A block of data
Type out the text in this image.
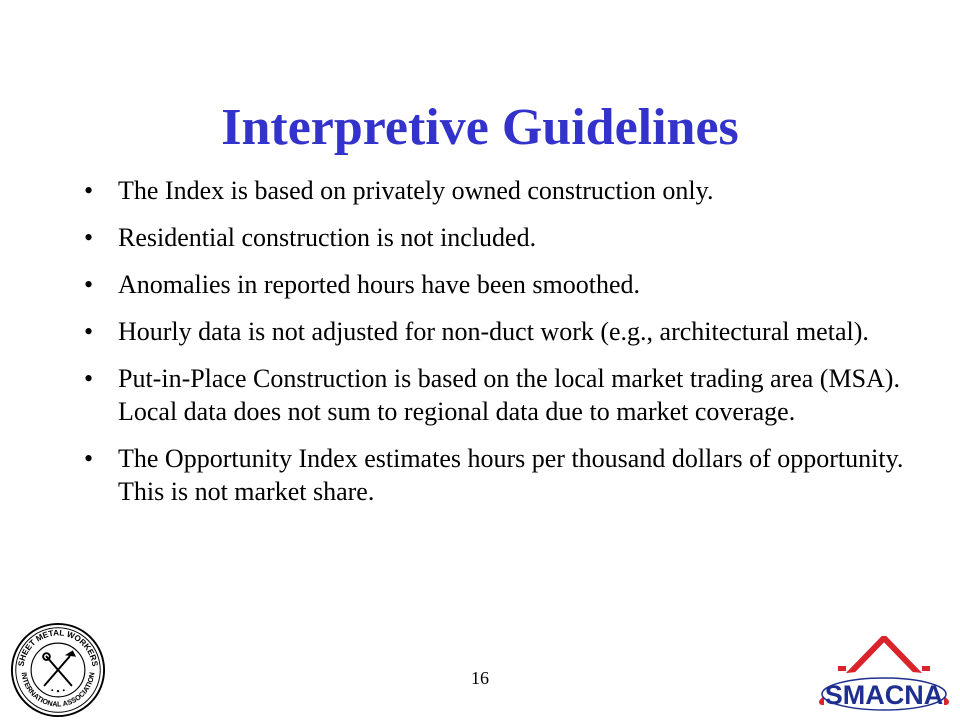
Interpretive Guidelines
• The Index is based on privately owned construction only.
• Residential construction is not included.
• Anomalies in reported hours have been smoothed.
• Hourly data is not adjusted for non-duct work (e.g., architectural metal).
• Put-in-Place Construction is based on the local market trading area (MSA). Local data does not sum to regional data due to market coverage.
• The Opportunity Index estimates hours per thousand dollars of opportunity. This is not market share.
SHEET METAL WORKERS
INTERNATIONAL ASSOCIATION
SMACNA
16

#### What is required
Copy out every line from the data above that has "market" in it.

#### Solution for this exercise
• Put-in-Place Construction is based on the local market trading area (MSA). Local data does not sum to regional data due to market coverage.
• The Opportunity Index estimates hours per thousand dollars of opportunity. This is not market share.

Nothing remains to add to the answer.